# Work required
Count the lines in the records below that contain the word "состоянии", and give only that number.

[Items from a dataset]

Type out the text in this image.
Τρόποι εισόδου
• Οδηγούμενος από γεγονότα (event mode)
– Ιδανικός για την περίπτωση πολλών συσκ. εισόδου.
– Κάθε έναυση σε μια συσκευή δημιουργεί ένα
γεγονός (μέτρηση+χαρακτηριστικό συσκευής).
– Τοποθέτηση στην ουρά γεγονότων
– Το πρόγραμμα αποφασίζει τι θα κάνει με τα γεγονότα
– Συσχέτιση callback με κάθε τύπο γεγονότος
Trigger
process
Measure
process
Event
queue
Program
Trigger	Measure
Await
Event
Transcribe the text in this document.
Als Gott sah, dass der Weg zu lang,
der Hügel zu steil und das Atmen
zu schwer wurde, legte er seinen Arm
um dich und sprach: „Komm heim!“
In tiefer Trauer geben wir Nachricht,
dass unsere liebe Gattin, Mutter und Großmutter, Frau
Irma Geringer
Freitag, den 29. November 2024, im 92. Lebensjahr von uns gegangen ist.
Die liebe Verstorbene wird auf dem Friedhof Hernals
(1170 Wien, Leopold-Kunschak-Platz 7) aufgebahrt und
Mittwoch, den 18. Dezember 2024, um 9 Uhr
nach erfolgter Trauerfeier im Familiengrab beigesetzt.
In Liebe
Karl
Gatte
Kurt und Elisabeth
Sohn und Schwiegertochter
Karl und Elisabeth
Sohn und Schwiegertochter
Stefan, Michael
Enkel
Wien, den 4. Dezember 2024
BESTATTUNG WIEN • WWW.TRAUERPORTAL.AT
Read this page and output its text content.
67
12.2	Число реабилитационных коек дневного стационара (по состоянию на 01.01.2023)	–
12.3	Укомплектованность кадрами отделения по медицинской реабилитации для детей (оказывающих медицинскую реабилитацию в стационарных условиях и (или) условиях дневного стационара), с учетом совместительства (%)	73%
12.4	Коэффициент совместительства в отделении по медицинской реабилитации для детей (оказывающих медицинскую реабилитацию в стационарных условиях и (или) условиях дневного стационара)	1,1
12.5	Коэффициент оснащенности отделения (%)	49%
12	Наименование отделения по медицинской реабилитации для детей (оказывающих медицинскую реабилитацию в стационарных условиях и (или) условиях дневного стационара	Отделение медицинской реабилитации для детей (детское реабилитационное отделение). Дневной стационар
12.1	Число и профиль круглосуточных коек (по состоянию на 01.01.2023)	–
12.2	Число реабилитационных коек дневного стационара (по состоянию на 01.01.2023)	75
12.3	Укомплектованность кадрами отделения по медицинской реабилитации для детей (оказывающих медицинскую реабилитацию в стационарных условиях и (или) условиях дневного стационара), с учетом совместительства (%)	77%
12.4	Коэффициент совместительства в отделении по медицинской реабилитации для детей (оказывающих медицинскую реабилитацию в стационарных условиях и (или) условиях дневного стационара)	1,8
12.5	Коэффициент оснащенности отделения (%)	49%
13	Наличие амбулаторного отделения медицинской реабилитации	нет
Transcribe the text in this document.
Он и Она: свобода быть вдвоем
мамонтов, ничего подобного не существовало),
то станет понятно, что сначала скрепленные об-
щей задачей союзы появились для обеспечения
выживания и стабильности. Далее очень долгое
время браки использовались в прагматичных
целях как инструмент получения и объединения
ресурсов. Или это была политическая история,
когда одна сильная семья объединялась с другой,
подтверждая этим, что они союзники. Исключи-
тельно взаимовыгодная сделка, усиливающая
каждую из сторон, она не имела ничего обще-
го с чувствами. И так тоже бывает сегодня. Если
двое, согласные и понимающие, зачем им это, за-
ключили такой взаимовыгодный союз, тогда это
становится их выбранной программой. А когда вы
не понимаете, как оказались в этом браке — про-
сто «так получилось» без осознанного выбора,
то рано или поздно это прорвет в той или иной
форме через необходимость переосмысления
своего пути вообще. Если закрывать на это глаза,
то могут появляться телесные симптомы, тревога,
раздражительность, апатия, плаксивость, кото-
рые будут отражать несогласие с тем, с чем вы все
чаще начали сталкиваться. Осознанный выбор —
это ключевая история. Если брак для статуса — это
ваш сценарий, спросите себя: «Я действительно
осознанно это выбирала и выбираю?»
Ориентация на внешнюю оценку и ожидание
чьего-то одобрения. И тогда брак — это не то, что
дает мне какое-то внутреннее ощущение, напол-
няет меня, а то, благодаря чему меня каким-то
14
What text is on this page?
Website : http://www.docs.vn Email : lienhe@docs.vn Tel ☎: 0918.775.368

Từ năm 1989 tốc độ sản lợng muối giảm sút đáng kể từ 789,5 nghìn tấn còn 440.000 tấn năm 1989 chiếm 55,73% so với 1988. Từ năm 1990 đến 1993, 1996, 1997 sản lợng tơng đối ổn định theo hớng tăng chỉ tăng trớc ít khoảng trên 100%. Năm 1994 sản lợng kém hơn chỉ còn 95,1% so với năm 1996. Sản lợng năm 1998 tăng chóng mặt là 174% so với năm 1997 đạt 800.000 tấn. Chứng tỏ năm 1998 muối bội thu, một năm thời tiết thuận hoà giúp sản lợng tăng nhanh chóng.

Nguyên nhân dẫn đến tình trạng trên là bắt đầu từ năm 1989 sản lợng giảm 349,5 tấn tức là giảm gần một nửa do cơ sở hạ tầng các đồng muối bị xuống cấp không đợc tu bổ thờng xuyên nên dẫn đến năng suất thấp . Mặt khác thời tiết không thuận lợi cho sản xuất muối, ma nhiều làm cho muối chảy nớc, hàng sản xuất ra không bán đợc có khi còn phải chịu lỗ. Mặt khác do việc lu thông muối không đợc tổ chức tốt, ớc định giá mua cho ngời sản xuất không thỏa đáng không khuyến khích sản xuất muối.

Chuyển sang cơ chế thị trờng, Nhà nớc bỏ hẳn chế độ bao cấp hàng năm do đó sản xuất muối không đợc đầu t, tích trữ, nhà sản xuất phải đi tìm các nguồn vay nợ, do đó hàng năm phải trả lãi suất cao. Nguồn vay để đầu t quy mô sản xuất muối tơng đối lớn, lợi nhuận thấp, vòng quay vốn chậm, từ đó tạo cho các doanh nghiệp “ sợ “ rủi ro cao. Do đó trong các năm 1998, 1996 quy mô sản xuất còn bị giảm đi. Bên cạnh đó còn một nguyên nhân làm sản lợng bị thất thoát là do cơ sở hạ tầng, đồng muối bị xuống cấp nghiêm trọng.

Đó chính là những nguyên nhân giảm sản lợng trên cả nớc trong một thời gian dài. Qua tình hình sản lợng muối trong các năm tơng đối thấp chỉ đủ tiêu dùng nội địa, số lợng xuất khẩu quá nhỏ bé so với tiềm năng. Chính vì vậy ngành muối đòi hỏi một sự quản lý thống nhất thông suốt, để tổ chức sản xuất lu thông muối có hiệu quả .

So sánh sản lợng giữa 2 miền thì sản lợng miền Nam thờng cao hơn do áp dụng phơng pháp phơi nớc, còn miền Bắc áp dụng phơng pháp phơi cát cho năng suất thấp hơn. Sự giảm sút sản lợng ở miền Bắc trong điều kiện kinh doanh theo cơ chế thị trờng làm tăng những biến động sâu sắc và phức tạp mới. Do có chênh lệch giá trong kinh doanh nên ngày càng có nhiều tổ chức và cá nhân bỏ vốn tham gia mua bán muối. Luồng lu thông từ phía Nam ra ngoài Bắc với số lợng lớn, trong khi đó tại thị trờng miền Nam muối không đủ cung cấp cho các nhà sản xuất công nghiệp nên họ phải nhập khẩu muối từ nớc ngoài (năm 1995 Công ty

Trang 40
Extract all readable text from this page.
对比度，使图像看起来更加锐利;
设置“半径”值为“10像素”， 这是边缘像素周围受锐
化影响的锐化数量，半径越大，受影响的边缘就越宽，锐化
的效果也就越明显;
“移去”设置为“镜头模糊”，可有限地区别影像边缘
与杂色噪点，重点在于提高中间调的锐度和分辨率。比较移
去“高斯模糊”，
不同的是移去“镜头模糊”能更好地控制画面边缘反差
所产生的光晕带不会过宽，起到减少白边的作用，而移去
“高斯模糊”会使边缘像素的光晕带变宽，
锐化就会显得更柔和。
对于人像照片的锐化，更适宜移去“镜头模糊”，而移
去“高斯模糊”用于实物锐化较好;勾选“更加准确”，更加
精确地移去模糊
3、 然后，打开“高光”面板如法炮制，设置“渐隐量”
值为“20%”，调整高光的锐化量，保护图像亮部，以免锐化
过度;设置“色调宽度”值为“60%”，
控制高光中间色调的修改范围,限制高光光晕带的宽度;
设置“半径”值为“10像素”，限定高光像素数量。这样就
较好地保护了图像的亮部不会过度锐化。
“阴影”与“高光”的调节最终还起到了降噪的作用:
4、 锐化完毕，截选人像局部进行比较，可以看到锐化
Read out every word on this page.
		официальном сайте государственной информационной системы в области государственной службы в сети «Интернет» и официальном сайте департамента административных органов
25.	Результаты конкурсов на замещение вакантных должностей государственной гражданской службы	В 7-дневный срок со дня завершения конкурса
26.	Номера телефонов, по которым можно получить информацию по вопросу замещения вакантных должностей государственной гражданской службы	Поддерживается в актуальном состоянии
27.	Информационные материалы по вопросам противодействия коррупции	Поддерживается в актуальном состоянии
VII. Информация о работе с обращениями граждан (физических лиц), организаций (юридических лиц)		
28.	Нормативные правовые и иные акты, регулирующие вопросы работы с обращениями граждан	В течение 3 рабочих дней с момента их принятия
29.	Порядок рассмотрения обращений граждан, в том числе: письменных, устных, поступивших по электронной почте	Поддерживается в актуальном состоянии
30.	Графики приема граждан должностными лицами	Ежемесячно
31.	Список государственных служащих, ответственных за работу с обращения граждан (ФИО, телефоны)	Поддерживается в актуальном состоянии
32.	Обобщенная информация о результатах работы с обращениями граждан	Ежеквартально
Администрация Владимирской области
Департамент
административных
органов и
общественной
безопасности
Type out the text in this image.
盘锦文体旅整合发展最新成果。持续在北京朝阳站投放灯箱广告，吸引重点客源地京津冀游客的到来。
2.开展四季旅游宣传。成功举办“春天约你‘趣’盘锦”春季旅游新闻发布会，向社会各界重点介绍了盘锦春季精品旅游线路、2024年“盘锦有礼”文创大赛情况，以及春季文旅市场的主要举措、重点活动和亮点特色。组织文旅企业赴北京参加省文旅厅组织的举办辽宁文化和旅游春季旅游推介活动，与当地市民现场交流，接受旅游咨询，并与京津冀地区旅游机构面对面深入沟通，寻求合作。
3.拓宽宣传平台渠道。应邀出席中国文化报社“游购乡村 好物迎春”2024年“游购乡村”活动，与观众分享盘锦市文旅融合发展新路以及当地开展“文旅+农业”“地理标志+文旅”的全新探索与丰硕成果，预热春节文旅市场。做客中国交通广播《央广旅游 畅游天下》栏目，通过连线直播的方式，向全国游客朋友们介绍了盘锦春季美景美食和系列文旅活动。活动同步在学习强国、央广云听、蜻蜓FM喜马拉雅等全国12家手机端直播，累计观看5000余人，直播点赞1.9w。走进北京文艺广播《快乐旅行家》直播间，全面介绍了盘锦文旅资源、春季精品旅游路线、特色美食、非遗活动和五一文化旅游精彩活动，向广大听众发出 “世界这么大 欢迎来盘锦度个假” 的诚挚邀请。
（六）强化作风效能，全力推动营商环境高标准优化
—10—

# Result of the task
4